[Data items]
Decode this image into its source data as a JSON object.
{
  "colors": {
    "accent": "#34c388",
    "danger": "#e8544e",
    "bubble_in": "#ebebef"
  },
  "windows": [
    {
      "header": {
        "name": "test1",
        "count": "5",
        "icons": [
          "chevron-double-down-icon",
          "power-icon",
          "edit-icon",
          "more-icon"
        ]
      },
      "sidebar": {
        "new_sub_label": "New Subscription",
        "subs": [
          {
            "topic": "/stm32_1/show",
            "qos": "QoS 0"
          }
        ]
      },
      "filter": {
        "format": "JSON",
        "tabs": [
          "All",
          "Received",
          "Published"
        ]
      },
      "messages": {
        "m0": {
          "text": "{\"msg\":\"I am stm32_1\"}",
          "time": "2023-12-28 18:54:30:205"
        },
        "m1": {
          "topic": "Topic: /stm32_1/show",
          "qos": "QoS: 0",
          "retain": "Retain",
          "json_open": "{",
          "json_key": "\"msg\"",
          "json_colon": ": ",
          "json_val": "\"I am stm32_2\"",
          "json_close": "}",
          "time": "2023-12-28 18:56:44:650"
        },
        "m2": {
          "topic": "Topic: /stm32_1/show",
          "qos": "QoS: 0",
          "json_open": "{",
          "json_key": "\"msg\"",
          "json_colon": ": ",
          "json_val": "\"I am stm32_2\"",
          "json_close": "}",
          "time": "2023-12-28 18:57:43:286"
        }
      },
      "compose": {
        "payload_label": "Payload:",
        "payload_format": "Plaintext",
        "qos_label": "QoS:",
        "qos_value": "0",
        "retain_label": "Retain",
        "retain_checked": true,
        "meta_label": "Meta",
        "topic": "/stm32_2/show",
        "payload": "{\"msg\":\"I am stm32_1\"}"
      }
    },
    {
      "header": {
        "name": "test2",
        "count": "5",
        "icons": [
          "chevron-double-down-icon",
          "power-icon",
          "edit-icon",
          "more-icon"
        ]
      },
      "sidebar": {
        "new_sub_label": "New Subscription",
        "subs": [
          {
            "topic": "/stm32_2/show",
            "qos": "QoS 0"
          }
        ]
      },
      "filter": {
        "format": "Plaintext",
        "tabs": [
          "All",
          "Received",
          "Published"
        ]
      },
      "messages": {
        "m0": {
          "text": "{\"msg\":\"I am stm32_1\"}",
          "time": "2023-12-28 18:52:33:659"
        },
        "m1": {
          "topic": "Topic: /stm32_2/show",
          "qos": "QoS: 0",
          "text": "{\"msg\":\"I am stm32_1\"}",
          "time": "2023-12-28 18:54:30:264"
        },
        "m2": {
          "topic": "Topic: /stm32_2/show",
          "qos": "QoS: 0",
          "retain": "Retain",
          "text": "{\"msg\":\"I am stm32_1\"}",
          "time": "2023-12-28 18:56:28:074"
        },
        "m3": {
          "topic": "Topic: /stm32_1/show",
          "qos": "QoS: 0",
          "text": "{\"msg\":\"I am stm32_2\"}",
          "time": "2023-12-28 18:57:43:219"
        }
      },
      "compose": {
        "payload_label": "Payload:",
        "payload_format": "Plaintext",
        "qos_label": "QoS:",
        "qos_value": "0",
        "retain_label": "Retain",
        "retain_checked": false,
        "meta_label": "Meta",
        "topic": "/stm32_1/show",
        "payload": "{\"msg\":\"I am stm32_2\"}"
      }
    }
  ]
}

Goal of the exercise: Every entry in the listing must be retyped exactly.

Complete answer:
Decode this image into its source data as a JSON object.
{
  "colors": {
    "accent": "#34c388",
    "danger": "#e8544e",
    "bubble_in": "#ebebef"
  },
  "windows": [
    {
      "header": {
        "name": "test1",
        "count": "5",
        "icons": [
          "chevron-double-down-icon",
          "power-icon",
          "edit-icon",
          "more-icon"
        ]
      },
      "sidebar": {
        "new_sub_label": "New Subscription",
        "subs": [
          {
            "topic": "/stm32_1/show",
            "qos": "QoS 0"
          }
        ]
      },
      "filter": {
        "format": "JSON",
        "tabs": [
          "All",
          "Received",
          "Published"
        ]
      },
      "messages": {
        "m0": {
          "text": "{\"msg\":\"I am stm32_1\"}",
          "time": "2023-12-28 18:54:30:205"
        },
        "m1": {
          "topic": "Topic: /stm32_1/show",
          "qos": "QoS: 0",
          "retain": "Retain",
          "json_open": "{",
          "json_key": "\"msg\"",
          "json_colon": ": ",
          "json_val": "\"I am stm32_2\"",
          "json_close": "}",
          "time": "2023-12-28 18:56:44:650"
        },
        "m2": {
          "topic": "Topic: /stm32_1/show",
          "qos": "QoS: 0",
          "json_open": "{",
          "json_key": "\"msg\"",
          "json_colon": ": ",
          "json_val": "\"I am stm32_2\"",
          "json_close": "}",
          "time": "2023-12-28 18:57:43:286"
        }
      },
      "compose": {
        "payload_label": "Payload:",
        "payload_format": "Plaintext",
        "qos_label": "QoS:",
        "qos_value": "0",
        "retain_label": "Retain",
        "retain_checked": true,
        "meta_label": "Meta",
        "topic": "/stm32_2/show",
        "payload": "{\"msg\":\"I am stm32_1\"}"
      }
    },
    {
      "header": {
        "name": "test2",
        "count": "5",
        "icons": [
          "chevron-double-down-icon",
          "power-icon",
          "edit-icon",
          "more-icon"
        ]
      },
      "sidebar": {
        "new_sub_label": "New Subscription",
        "subs": [
          {
            "topic": "/stm32_2/show",
            "qos": "QoS 0"
          }
        ]
      },
      "filter": {
        "format": "Plaintext",
        "tabs": [
          "All",
          "Received",
          "Published"
        ]
      },
      "messages": {
        "m0": {
          "text": "{\"msg\":\"I am stm32_1\"}",
          "time": "2023-12-28 18:52:33:659"
        },
        "m1": {
          "topic": "Topic: /stm32_2/show",
          "qos": "QoS: 0",
          "text": "{\"msg\":\"I am stm32_1\"}",
          "time": "2023-12-28 18:54:30:264"
        },
        "m2": {
          "topic": "Topic: /stm32_2/show",
          "qos": "QoS: 0",
          "retain": "Retain",
          "text": "{\"msg\":\"I am stm32_1\"}",
          "time": "2023-12-28 18:56:28:074"
        },
        "m3": {
          "topic": "Topic: /stm32_1/show",
          "qos": "QoS: 0",
          "text": "{\"msg\":\"I am stm32_2\"}",
          "time": "2023-12-28 18:57:43:219"
        }
      },
      "compose": {
        "payload_label": "Payload:",
        "payload_format": "Plaintext",
        "qos_label": "QoS:",
        "qos_value": "0",
        "retain_label": "Retain",
        "retain_checked": false,
        "meta_label": "Meta",
        "topic": "/stm32_1/show",
        "payload": "{\"msg\":\"I am stm32_2\"}"
      }
    }
  ]
}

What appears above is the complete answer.